(Some records)
+---+

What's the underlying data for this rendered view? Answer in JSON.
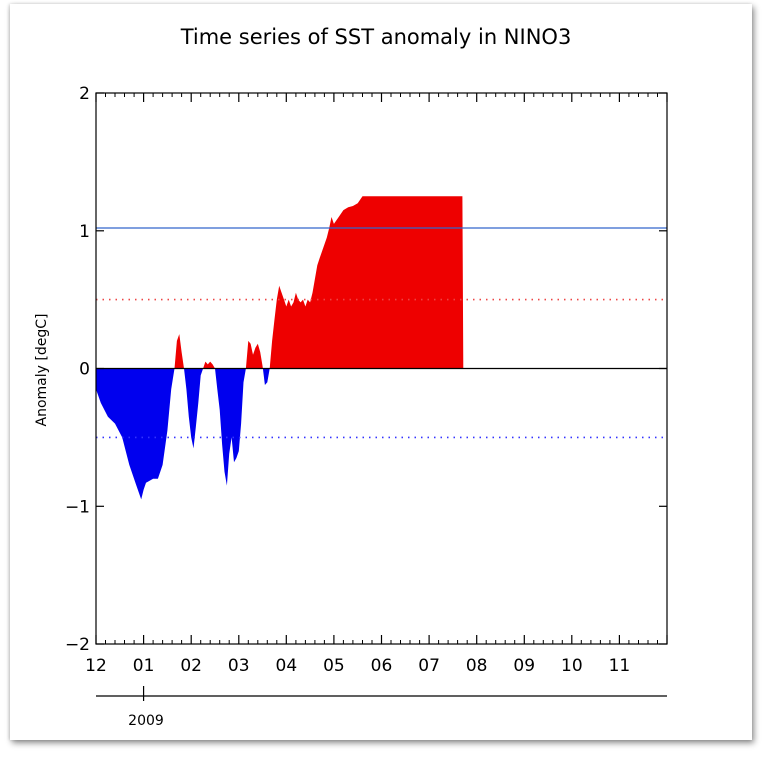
{
  "chart_data": {
    "type": "area",
    "title": "Time series of SST anomaly in NINO3",
    "xlabel": "",
    "ylabel": "Anomaly [degC]",
    "ylim": [
      -2,
      2
    ],
    "xlim": [
      0,
      12
    ],
    "year_label": "2009",
    "y_ticks": [
      -2,
      -1,
      0,
      1,
      2
    ],
    "y_tick_labels": [
      "−2",
      "−1",
      "0",
      "1",
      "2"
    ],
    "x_tick_labels": [
      "12",
      "01",
      "02",
      "03",
      "04",
      "05",
      "06",
      "07",
      "08",
      "09",
      "10",
      "11"
    ],
    "grid": false,
    "legend": "none",
    "colors": {
      "positive": "#ee0000",
      "negative": "#0000ee",
      "threshold_line": "#3366cc",
      "upper_dotted": "#ee4444",
      "lower_dotted": "#3333ff"
    },
    "reference_lines": [
      {
        "style": "solid",
        "value": 1.02
      },
      {
        "style": "dotted",
        "value": 0.5
      },
      {
        "style": "dotted",
        "value": -0.5
      },
      {
        "style": "solid-black",
        "value": 0
      }
    ],
    "series": [
      {
        "x": [
          0.0,
          0.1,
          0.25,
          0.4,
          0.55,
          0.7,
          0.85,
          0.95,
          1.0,
          1.05,
          1.1,
          1.2,
          1.3,
          1.4,
          1.5,
          1.58,
          1.65,
          1.7,
          1.75,
          1.8,
          1.85,
          1.9,
          1.95,
          2.0,
          2.05,
          2.1,
          2.15,
          2.2,
          2.25,
          2.3,
          2.35,
          2.4,
          2.45,
          2.5,
          2.55,
          2.6,
          2.65,
          2.7,
          2.75,
          2.8,
          2.85,
          2.9,
          2.95,
          3.0,
          3.05,
          3.1,
          3.15,
          3.2,
          3.25,
          3.3,
          3.35,
          3.4,
          3.45,
          3.5,
          3.55,
          3.6,
          3.65,
          3.7,
          3.75,
          3.8,
          3.85,
          3.9,
          3.95,
          4.0,
          4.05,
          4.1,
          4.15,
          4.2,
          4.25,
          4.3,
          4.35,
          4.4,
          4.45,
          4.5,
          4.55,
          4.6,
          4.65,
          4.7,
          4.75,
          4.8,
          4.85,
          4.9,
          4.95,
          5.0,
          5.1,
          5.2,
          5.3,
          5.4,
          5.5,
          5.6,
          5.7,
          5.8,
          5.9,
          6.0,
          6.1,
          6.2,
          6.3,
          6.4,
          6.5,
          6.6,
          6.7,
          6.8,
          6.9,
          7.0,
          7.1,
          7.2,
          7.3,
          7.4,
          7.5,
          7.6,
          7.7,
          7.72
        ],
        "y": [
          -0.15,
          -0.25,
          -0.35,
          -0.4,
          -0.5,
          -0.7,
          -0.85,
          -0.95,
          -0.88,
          -0.83,
          -0.82,
          -0.8,
          -0.8,
          -0.7,
          -0.45,
          -0.15,
          0.0,
          0.2,
          0.25,
          0.12,
          0.0,
          -0.15,
          -0.35,
          -0.5,
          -0.58,
          -0.42,
          -0.25,
          -0.05,
          0.0,
          0.05,
          0.03,
          0.05,
          0.03,
          0.0,
          -0.15,
          -0.3,
          -0.55,
          -0.75,
          -0.85,
          -0.62,
          -0.5,
          -0.68,
          -0.65,
          -0.6,
          -0.4,
          -0.1,
          0.0,
          0.2,
          0.18,
          0.1,
          0.15,
          0.18,
          0.12,
          0.02,
          -0.12,
          -0.1,
          0.0,
          0.2,
          0.35,
          0.5,
          0.6,
          0.55,
          0.5,
          0.45,
          0.5,
          0.45,
          0.48,
          0.55,
          0.5,
          0.48,
          0.5,
          0.45,
          0.5,
          0.48,
          0.55,
          0.65,
          0.75,
          0.8,
          0.85,
          0.9,
          0.95,
          1.02,
          1.1,
          1.05,
          1.1,
          1.15,
          1.17,
          1.18,
          1.2,
          1.25,
          1.25,
          1.25,
          1.25,
          1.25,
          1.25,
          1.25,
          1.25,
          1.25,
          1.25,
          1.25,
          1.25,
          1.25,
          1.25,
          1.25,
          1.25,
          1.25,
          1.25,
          1.25,
          1.25,
          1.25,
          1.25,
          0.0
        ]
      }
    ]
  }
}
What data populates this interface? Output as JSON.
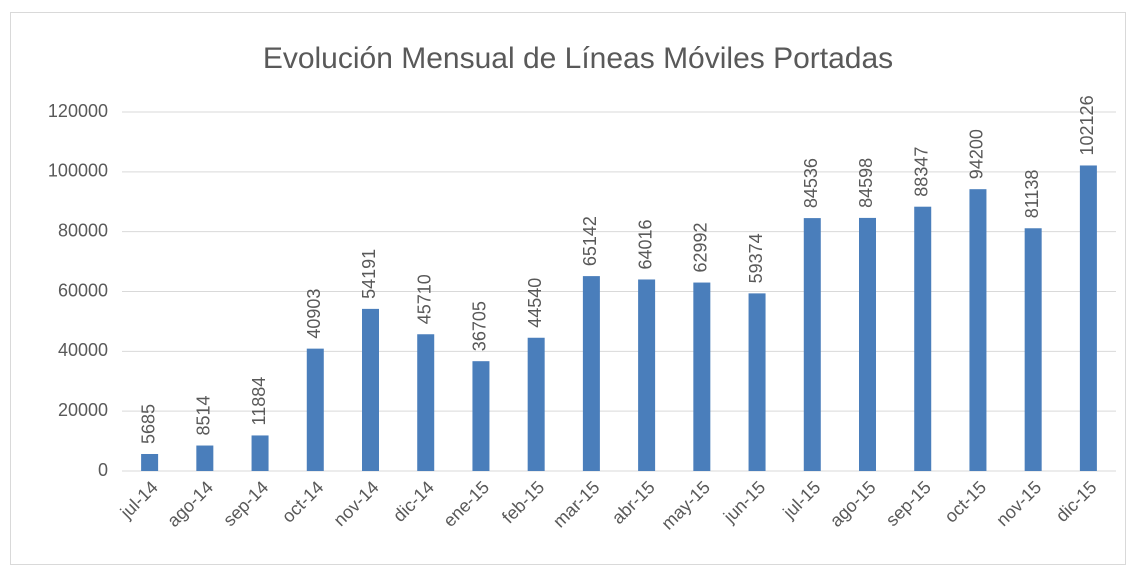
{
  "chart_data": {
    "type": "bar",
    "title": "Evolución Mensual de Líneas Móviles Portadas",
    "categories": [
      "jul-14",
      "ago-14",
      "sep-14",
      "oct-14",
      "nov-14",
      "dic-14",
      "ene-15",
      "feb-15",
      "mar-15",
      "abr-15",
      "may-15",
      "jun-15",
      "jul-15",
      "ago-15",
      "sep-15",
      "oct-15",
      "nov-15",
      "dic-15"
    ],
    "values": [
      5685,
      8514,
      11884,
      40903,
      54191,
      45710,
      36705,
      44540,
      65142,
      64016,
      62992,
      59374,
      84536,
      84598,
      88347,
      94200,
      81138,
      102126
    ],
    "color": "#4a7ebb",
    "ylim": [
      0,
      120000
    ],
    "yticks": [
      0,
      20000,
      40000,
      60000,
      80000,
      100000,
      120000
    ],
    "grid": true
  }
}
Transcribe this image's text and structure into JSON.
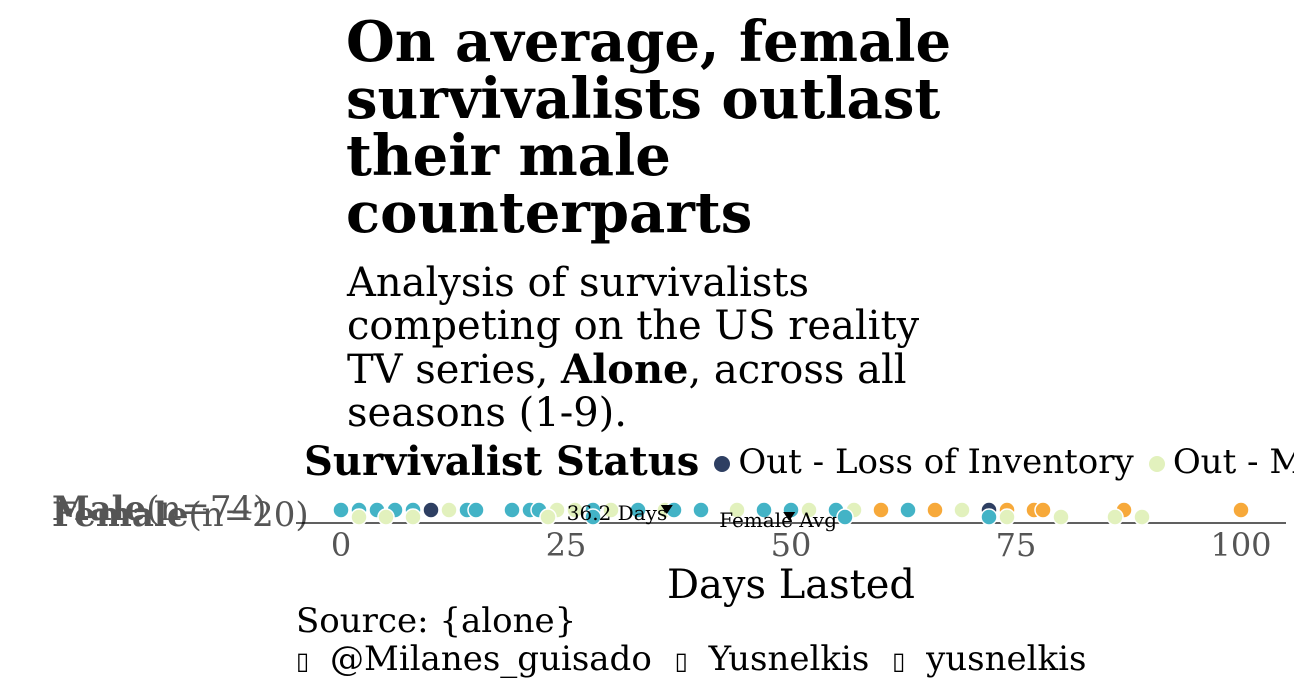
{
  "title": "On average, female survivalists outlast their male counterparts",
  "subtitle_prefix": "Analysis of survivalists competing on the US reality TV series, ",
  "subtitle_bold": "Alone",
  "subtitle_suffix": ", across all seasons (1-9).",
  "caption": {
    "source": "Source: {alone}",
    "handles": [
      {
        "icon": "twitter-icon",
        "text": "@Milanes_guisado"
      },
      {
        "icon": "linkedin-icon",
        "text": "Yusnelkis"
      },
      {
        "icon": "github-icon",
        "text": "yusnelkis"
      }
    ]
  },
  "colors": {
    "Out - Loss of Inventory": "#2e3f62",
    "Out - Medical/Health": "#e2f1bd",
    "Out - Personal/Family": "#43b3c6",
    "Winner": "#f7a93a",
    "avg_marker": "#000000"
  },
  "chart_data": {
    "type": "scatter",
    "xlabel": "Days Lasted",
    "xlim": [
      -5,
      105
    ],
    "xticks": [
      0,
      25,
      50,
      75,
      100
    ],
    "groups": [
      {
        "label_bold": "Male",
        "label_count": "(n=74)"
      },
      {
        "label_bold": "Female",
        "label_count": "(n=20)"
      }
    ],
    "legend": {
      "title": "Survivalist Status",
      "entries": [
        "Out - Loss of Inventory",
        "Out - Medical/Health"
      ]
    },
    "averages": [
      {
        "label": "36.2 Days",
        "value": 36.2,
        "group": "Male"
      },
      {
        "label": "Female Avg",
        "value": 49.8,
        "group": "Female"
      }
    ],
    "points": [
      {
        "group": "Male",
        "x": 0,
        "status": "Out - Personal/Family"
      },
      {
        "group": "Male",
        "x": 2,
        "status": "Out - Personal/Family"
      },
      {
        "group": "Male",
        "x": 4,
        "status": "Out - Personal/Family"
      },
      {
        "group": "Male",
        "x": 6,
        "status": "Out - Personal/Family"
      },
      {
        "group": "Male",
        "x": 8,
        "status": "Out - Personal/Family"
      },
      {
        "group": "Male",
        "x": 10,
        "status": "Out - Loss of Inventory"
      },
      {
        "group": "Male",
        "x": 12,
        "status": "Out - Medical/Health"
      },
      {
        "group": "Male",
        "x": 14,
        "status": "Out - Personal/Family"
      },
      {
        "group": "Male",
        "x": 15,
        "status": "Out - Personal/Family"
      },
      {
        "group": "Male",
        "x": 19,
        "status": "Out - Personal/Family"
      },
      {
        "group": "Male",
        "x": 21,
        "status": "Out - Personal/Family"
      },
      {
        "group": "Male",
        "x": 22,
        "status": "Out - Personal/Family"
      },
      {
        "group": "Male",
        "x": 24,
        "status": "Out - Medical/Health"
      },
      {
        "group": "Male",
        "x": 26,
        "status": "Out - Medical/Health"
      },
      {
        "group": "Male",
        "x": 28,
        "status": "Out - Personal/Family"
      },
      {
        "group": "Male",
        "x": 30,
        "status": "Out - Medical/Health"
      },
      {
        "group": "Male",
        "x": 33,
        "status": "Out - Personal/Family"
      },
      {
        "group": "Male",
        "x": 36,
        "status": "Out - Medical/Health"
      },
      {
        "group": "Male",
        "x": 37,
        "status": "Out - Personal/Family"
      },
      {
        "group": "Male",
        "x": 40,
        "status": "Out - Personal/Family"
      },
      {
        "group": "Male",
        "x": 44,
        "status": "Out - Medical/Health"
      },
      {
        "group": "Male",
        "x": 47,
        "status": "Out - Personal/Family"
      },
      {
        "group": "Male",
        "x": 50,
        "status": "Out - Personal/Family"
      },
      {
        "group": "Male",
        "x": 52,
        "status": "Out - Medical/Health"
      },
      {
        "group": "Male",
        "x": 55,
        "status": "Out - Winner"
      },
      {
        "group": "Male",
        "x": 57,
        "status": "Out - Medical/Health"
      },
      {
        "group": "Male",
        "x": 60,
        "status": "Winner"
      },
      {
        "group": "Male",
        "x": 63,
        "status": "Out - Personal/Family"
      },
      {
        "group": "Male",
        "x": 66,
        "status": "Winner"
      },
      {
        "group": "Male",
        "x": 69,
        "status": "Out - Medical/Health"
      },
      {
        "group": "Male",
        "x": 72,
        "status": "Out - Loss of Inventory"
      },
      {
        "group": "Male",
        "x": 74,
        "status": "Winner"
      },
      {
        "group": "Male",
        "x": 77,
        "status": "Winner"
      },
      {
        "group": "Male",
        "x": 78,
        "status": "Winner"
      },
      {
        "group": "Male",
        "x": 87,
        "status": "Winner"
      },
      {
        "group": "Male",
        "x": 100,
        "status": "Winner"
      },
      {
        "group": "Female",
        "x": 2,
        "status": "Out - Medical/Health"
      },
      {
        "group": "Female",
        "x": 5,
        "status": "Out - Medical/Health"
      },
      {
        "group": "Female",
        "x": 8,
        "status": "Out - Medical/Health"
      },
      {
        "group": "Female",
        "x": 23,
        "status": "Out - Medical/Health"
      },
      {
        "group": "Female",
        "x": 28,
        "status": "Out - Personal/Family"
      },
      {
        "group": "Female",
        "x": 56,
        "status": "Out - Personal/Family"
      },
      {
        "group": "Female",
        "x": 72,
        "status": "Out - Personal/Family"
      },
      {
        "group": "Female",
        "x": 74,
        "status": "Out - Medical/Health"
      },
      {
        "group": "Female",
        "x": 80,
        "status": "Out - Medical/Health"
      },
      {
        "group": "Female",
        "x": 86,
        "status": "Out - Medical/Health"
      },
      {
        "group": "Female",
        "x": 89,
        "status": "Out - Medical/Health"
      }
    ]
  }
}
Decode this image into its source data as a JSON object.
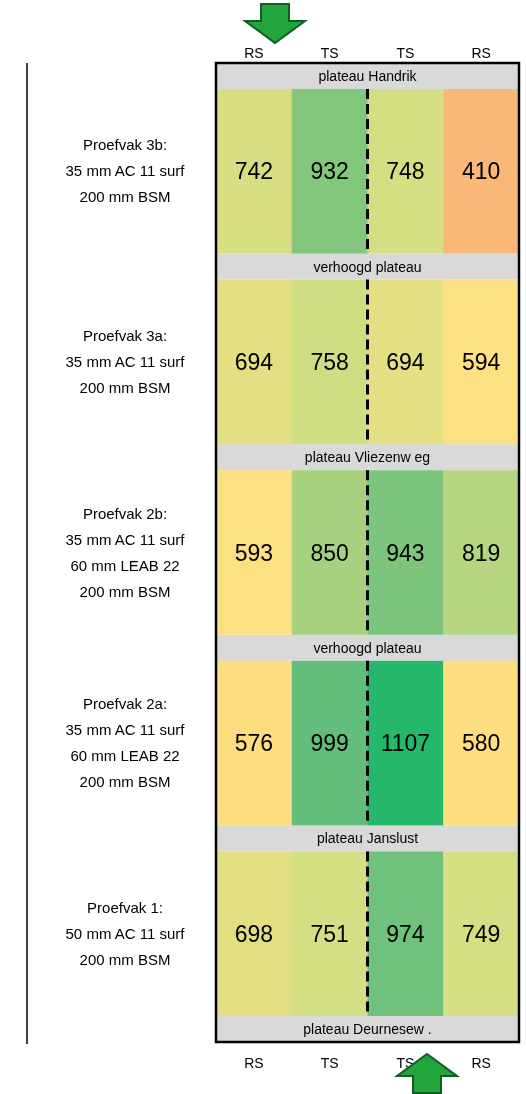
{
  "chart_data": {
    "type": "heatmap",
    "categories": [
      "RS",
      "TS",
      "TS",
      "RS"
    ],
    "y_categories": [
      "Proefvak 3b:\n35 mm AC 11 surf\n200 mm BSM",
      "Proefvak 3a:\n35 mm AC 11 surf\n200 mm BSM",
      "Proefvak 2b:\n35 mm AC 11 surf\n60 mm LEAB 22\n200 mm BSM",
      "Proefvak 2a:\n35 mm AC 11 surf\n60 mm LEAB 22\n200 mm BSM",
      "Proefvak 1:\n50 mm AC 11 surf\n200 mm BSM"
    ],
    "cells": [
      [
        742,
        932,
        748,
        410
      ],
      [
        694,
        758,
        694,
        594
      ],
      [
        593,
        850,
        943,
        819
      ],
      [
        576,
        999,
        1107,
        580
      ],
      [
        698,
        751,
        974,
        749
      ]
    ],
    "data_labels": true,
    "annotations": [
      "plateau Handrik",
      "verhoogd plateau",
      "plateau Vliezenw eg",
      "verhoogd plateau",
      "plateau Janslust",
      "plateau Deurnesew ."
    ]
  }
}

+---+

Task details: Quote exactly, and only, the lines from the one containing "Decode this image" through the last line of the records above, both included; leave out any pictures.

The reply:
Decode this image into its source data as a JSON object.
{
  "chart_data": {
    "type": "heatmap",
    "categories": [
      "RS",
      "TS",
      "TS",
      "RS"
    ],
    "y_categories": [
      "Proefvak 3b:\n35 mm AC 11 surf\n200 mm BSM",
      "Proefvak 3a:\n35 mm AC 11 surf\n200 mm BSM",
      "Proefvak 2b:\n35 mm AC 11 surf\n60 mm LEAB 22\n200 mm BSM",
      "Proefvak 2a:\n35 mm AC 11 surf\n60 mm LEAB 22\n200 mm BSM",
      "Proefvak 1:\n50 mm AC 11 surf\n200 mm BSM"
    ],
    "cells": [
      [
        742,
        932,
        748,
        410
      ],
      [
        694,
        758,
        694,
        594
      ],
      [
        593,
        850,
        943,
        819
      ],
      [
        576,
        999,
        1107,
        580
      ],
      [
        698,
        751,
        974,
        749
      ]
    ],
    "data_labels": true,
    "annotations": [
      "plateau Handrik",
      "verhoogd plateau",
      "plateau Vliezenw eg",
      "verhoogd plateau",
      "plateau Janslust",
      "plateau Deurnesew ."
    ]
  }
}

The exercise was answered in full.